• Instructions for the task
Present every line in which the string "Inflation" appears.

• The records

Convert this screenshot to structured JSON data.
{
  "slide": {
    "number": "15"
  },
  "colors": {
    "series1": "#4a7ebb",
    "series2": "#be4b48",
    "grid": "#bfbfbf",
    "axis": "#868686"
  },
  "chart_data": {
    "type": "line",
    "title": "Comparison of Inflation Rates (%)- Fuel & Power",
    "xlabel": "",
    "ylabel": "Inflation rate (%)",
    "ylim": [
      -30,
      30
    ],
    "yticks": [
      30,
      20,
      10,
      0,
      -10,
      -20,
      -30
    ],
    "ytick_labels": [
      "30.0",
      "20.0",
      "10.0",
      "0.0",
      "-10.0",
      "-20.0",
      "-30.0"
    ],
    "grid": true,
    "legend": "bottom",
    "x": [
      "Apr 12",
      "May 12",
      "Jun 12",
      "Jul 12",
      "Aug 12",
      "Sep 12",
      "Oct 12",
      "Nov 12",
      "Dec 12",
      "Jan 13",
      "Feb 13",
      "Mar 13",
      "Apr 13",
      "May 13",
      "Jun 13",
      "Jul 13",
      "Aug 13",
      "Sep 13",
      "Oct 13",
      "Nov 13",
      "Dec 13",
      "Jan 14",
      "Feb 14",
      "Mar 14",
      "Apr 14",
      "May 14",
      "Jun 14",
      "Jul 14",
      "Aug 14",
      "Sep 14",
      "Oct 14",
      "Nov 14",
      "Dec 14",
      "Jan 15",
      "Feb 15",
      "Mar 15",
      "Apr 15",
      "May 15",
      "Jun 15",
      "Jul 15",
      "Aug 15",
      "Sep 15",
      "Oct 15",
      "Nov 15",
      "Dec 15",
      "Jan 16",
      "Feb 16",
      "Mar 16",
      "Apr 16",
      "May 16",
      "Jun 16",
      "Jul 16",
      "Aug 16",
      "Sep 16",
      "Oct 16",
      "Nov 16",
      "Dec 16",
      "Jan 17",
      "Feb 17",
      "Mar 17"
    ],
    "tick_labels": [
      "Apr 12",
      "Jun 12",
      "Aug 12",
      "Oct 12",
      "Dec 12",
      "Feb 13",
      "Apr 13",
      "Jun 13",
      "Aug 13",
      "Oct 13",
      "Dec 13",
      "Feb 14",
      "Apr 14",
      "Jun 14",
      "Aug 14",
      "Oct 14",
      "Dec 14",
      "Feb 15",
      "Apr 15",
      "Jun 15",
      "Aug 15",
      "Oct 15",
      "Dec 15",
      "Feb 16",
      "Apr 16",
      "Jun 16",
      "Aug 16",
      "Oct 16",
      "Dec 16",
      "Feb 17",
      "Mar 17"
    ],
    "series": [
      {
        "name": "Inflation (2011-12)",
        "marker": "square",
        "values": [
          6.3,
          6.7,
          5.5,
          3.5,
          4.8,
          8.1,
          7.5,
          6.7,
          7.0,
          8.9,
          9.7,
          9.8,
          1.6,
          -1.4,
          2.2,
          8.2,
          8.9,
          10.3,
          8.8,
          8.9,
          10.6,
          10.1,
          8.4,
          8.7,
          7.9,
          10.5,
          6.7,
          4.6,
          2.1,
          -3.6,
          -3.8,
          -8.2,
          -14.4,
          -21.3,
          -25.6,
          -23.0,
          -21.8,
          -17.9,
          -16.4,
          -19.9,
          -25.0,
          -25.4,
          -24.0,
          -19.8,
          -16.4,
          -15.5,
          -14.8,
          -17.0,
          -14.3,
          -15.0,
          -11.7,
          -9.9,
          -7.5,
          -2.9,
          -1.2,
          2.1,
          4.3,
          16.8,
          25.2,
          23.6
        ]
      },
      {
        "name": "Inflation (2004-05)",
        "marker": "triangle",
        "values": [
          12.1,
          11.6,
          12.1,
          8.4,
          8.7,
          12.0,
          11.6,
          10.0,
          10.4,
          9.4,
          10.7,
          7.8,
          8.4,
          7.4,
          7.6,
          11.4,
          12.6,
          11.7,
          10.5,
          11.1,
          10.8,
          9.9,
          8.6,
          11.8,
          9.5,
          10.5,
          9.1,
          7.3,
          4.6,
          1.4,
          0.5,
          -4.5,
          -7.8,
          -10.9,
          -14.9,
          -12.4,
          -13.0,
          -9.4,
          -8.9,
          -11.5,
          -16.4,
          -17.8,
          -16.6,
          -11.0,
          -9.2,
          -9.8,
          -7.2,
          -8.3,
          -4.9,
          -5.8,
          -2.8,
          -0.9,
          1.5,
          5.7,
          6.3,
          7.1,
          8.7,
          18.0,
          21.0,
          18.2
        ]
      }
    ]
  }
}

• Response below
    "title": "Comparison of Inflation Rates (%)- Fuel & Power",
    "ylabel": "Inflation rate (%)",
        "name": "Inflation (2011-12)",
        "name": "Inflation (2004-05)",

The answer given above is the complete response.